▶ _INFORMATION SUPPLIED_
════════════════════

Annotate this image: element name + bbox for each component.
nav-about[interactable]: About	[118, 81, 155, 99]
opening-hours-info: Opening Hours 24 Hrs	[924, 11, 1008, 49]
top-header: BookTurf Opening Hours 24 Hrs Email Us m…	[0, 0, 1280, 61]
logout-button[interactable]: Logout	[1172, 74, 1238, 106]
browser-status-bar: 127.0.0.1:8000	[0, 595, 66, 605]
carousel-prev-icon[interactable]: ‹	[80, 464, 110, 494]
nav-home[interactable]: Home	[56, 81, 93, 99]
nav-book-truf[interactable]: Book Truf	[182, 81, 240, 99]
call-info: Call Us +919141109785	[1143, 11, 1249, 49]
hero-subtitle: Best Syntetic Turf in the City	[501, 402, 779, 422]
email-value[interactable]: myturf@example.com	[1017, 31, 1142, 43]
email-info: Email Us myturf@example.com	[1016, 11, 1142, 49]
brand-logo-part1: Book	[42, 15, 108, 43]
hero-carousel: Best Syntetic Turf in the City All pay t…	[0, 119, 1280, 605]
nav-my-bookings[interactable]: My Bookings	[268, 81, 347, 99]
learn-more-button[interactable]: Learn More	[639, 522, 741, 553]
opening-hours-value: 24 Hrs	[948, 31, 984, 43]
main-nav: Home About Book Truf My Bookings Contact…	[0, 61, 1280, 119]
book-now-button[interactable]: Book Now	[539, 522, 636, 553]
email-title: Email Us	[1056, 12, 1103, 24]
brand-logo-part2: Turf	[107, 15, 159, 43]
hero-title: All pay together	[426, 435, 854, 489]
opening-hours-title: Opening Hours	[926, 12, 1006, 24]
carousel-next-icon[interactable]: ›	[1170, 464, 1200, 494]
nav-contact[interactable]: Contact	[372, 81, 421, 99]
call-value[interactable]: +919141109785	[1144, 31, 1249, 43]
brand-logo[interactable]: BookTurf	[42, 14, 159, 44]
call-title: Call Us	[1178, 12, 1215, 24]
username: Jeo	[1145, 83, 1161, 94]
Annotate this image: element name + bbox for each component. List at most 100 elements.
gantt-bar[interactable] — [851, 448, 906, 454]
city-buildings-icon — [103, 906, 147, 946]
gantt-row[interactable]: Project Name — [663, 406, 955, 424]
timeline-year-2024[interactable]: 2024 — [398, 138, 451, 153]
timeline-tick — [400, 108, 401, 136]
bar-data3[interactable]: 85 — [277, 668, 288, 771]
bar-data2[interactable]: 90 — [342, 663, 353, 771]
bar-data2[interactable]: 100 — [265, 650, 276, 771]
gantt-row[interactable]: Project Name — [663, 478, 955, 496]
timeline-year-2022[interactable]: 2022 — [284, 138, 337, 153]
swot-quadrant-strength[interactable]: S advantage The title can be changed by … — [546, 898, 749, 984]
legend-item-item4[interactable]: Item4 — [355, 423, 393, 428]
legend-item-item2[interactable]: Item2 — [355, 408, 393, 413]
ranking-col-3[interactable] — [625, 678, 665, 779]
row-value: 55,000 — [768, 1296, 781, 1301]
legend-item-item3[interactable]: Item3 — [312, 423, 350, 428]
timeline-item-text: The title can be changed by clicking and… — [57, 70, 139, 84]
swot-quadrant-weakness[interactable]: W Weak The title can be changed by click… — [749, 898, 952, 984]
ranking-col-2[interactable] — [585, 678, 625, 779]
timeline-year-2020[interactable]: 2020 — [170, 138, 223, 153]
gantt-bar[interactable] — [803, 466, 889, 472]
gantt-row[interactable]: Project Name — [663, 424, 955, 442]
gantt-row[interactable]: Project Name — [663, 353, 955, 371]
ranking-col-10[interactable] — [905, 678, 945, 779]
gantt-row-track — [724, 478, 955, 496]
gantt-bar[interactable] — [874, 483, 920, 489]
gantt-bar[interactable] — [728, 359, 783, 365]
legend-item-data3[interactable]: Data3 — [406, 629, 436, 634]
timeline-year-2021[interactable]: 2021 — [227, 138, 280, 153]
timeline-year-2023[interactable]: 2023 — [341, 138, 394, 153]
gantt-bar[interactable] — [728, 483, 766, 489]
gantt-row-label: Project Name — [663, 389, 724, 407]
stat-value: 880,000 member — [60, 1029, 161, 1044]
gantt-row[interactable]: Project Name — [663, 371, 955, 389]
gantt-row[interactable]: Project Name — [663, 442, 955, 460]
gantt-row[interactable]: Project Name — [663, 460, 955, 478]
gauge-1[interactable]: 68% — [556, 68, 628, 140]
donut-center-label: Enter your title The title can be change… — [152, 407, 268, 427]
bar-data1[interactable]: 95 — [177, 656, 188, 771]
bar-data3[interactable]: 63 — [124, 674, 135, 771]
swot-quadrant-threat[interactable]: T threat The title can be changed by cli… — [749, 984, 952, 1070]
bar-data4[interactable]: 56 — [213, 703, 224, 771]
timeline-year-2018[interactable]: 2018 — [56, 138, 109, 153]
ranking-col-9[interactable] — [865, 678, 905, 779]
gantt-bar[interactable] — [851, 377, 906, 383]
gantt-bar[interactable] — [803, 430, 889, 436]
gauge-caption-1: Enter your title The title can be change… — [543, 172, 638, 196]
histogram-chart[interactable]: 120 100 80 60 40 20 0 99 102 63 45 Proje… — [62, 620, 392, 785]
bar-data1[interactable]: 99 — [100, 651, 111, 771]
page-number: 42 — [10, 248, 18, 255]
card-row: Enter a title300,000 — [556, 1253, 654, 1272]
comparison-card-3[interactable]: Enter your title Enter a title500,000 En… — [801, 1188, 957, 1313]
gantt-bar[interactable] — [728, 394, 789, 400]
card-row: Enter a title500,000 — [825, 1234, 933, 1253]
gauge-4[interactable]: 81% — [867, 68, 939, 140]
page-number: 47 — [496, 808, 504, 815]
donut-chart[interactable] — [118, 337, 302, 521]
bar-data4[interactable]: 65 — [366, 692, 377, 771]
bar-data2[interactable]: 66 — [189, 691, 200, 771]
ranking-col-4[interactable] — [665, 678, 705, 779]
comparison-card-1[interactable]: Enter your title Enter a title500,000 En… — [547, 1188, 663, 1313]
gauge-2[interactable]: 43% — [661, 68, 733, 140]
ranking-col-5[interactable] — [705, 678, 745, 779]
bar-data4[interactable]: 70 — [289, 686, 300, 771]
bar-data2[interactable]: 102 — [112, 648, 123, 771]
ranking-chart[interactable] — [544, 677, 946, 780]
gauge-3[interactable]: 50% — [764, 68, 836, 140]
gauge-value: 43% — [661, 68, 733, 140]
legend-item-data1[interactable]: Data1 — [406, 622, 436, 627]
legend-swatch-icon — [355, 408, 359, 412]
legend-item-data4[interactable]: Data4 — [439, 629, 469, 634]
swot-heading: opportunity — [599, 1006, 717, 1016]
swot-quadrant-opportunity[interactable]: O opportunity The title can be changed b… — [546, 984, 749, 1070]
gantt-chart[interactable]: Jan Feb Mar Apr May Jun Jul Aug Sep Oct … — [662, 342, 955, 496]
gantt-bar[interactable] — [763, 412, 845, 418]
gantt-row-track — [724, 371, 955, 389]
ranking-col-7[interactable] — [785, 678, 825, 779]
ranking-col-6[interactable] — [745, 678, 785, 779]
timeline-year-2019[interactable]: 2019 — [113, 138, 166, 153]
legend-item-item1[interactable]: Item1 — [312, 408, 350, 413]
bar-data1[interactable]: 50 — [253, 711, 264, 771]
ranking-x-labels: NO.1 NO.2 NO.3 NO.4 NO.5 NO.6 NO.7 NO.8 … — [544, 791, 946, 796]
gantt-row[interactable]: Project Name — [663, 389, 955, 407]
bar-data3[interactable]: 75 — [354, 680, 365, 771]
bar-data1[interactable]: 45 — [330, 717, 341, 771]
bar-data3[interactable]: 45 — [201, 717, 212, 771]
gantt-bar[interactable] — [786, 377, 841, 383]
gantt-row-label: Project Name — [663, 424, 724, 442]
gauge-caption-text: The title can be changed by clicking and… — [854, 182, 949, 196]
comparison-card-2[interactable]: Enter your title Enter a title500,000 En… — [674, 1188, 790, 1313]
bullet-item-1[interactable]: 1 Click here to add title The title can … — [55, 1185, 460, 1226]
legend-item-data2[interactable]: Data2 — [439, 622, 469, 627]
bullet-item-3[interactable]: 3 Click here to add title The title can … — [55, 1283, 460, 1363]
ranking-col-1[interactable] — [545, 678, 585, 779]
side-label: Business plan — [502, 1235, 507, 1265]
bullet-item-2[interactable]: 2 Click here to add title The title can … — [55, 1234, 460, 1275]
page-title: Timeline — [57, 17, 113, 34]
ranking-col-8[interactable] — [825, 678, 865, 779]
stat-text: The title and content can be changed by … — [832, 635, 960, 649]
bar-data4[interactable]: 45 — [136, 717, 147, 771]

════════════════════

▶ _PROBLEM REQUIREMENTS_
Copy the entries above word for word, beginning with the first line and ending after the line that contains "74, 1238, 106]".

▶ _WORKED SOLUTION_
Annotate this image: element name + bbox for each component.
nav-about[interactable]: About	[118, 81, 155, 99]
opening-hours-info: Opening Hours 24 Hrs	[924, 11, 1008, 49]
top-header: BookTurf Opening Hours 24 Hrs Email Us m…	[0, 0, 1280, 61]
logout-button[interactable]: Logout	[1172, 74, 1238, 106]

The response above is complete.